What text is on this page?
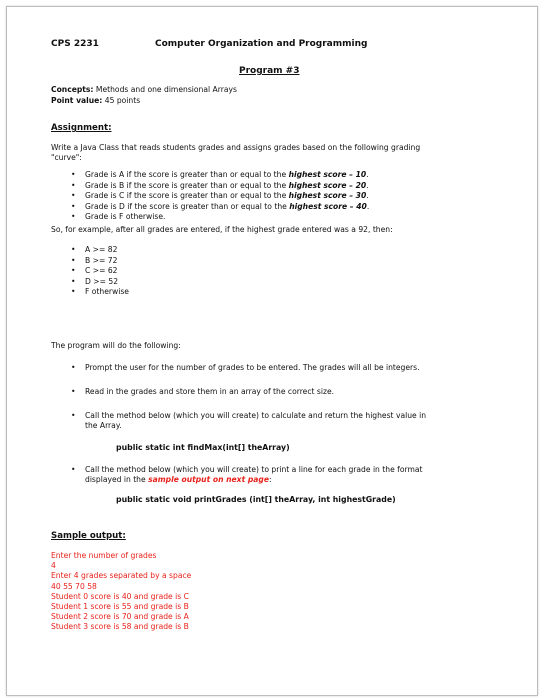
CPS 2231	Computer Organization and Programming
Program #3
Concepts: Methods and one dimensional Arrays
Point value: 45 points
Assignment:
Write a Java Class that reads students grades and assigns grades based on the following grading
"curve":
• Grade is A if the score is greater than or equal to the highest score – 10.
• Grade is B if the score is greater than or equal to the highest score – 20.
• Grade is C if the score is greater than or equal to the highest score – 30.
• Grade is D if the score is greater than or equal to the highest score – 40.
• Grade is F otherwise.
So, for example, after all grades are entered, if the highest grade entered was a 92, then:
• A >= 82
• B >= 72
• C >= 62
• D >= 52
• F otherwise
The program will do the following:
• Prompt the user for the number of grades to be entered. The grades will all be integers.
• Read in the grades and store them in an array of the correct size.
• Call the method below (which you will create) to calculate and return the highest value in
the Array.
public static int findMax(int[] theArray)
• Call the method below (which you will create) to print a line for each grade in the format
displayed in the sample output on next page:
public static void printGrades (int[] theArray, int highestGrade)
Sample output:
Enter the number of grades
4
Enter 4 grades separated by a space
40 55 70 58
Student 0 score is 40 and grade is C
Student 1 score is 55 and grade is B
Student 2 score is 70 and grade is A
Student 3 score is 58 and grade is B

-=-=-=-=-

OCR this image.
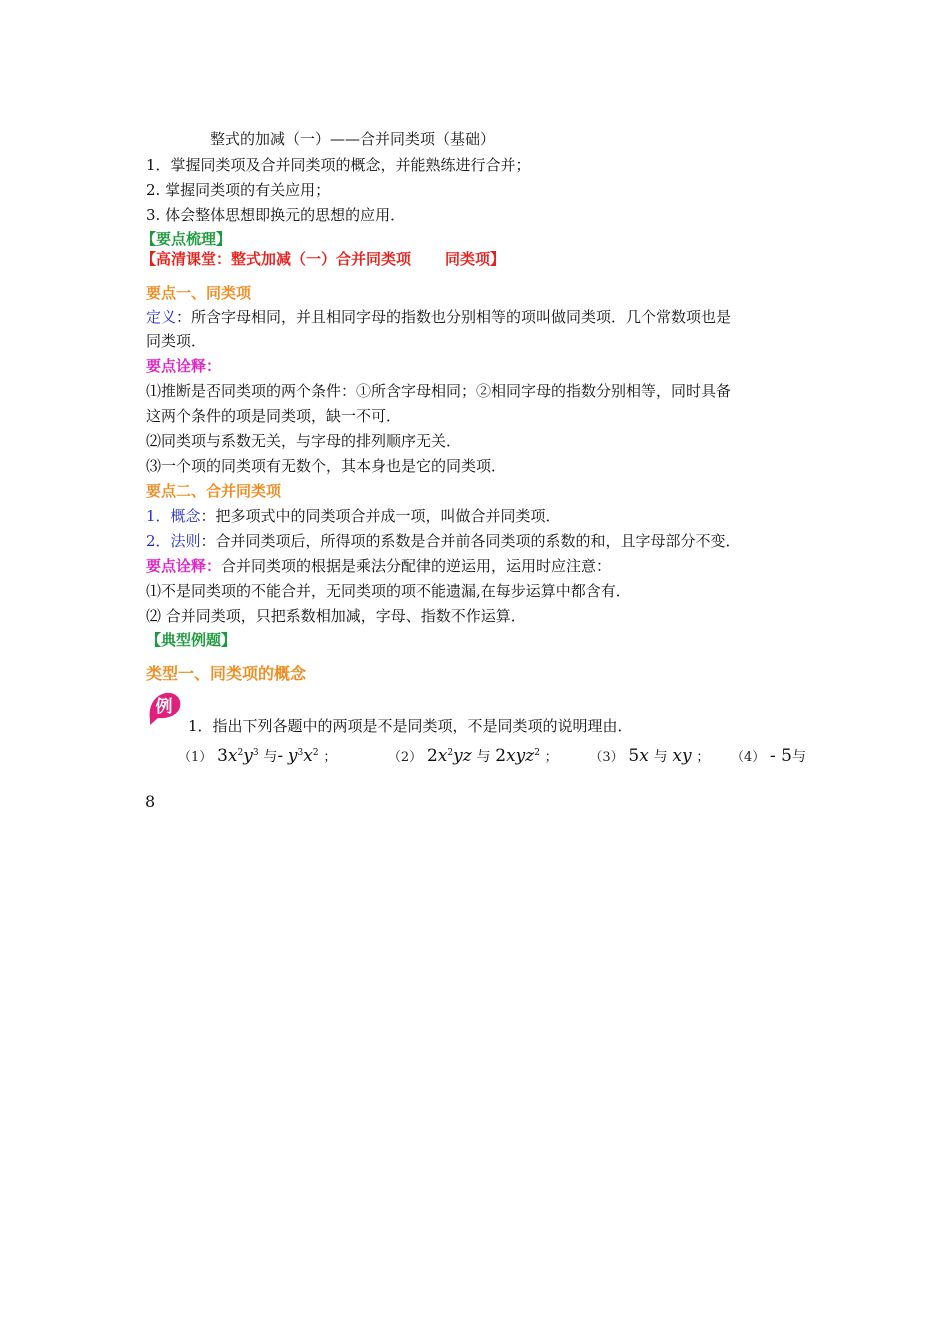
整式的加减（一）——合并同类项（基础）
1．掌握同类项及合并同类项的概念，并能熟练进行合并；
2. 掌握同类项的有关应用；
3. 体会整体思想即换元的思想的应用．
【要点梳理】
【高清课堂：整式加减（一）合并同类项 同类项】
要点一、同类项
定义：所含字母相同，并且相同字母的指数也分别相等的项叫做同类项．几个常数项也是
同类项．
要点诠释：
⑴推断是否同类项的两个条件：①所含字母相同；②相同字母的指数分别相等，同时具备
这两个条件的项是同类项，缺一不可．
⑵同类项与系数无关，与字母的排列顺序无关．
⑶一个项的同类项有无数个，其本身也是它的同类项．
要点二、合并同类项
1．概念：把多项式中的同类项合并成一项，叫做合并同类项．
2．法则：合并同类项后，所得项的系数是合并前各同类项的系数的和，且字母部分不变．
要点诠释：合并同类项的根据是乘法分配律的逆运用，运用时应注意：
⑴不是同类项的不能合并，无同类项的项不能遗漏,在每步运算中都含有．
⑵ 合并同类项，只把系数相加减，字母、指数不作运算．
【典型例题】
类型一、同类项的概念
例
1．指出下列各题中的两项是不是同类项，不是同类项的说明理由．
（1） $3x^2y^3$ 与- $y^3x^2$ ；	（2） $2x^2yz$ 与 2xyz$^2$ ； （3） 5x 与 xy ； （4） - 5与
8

-=-=-=-=-

Pull out each line of the listing that holds the string "Call".

• Call the method below (which you will create) to calculate and return the highest value in
• Call the method below (which you will create) to print a line for each grade in the format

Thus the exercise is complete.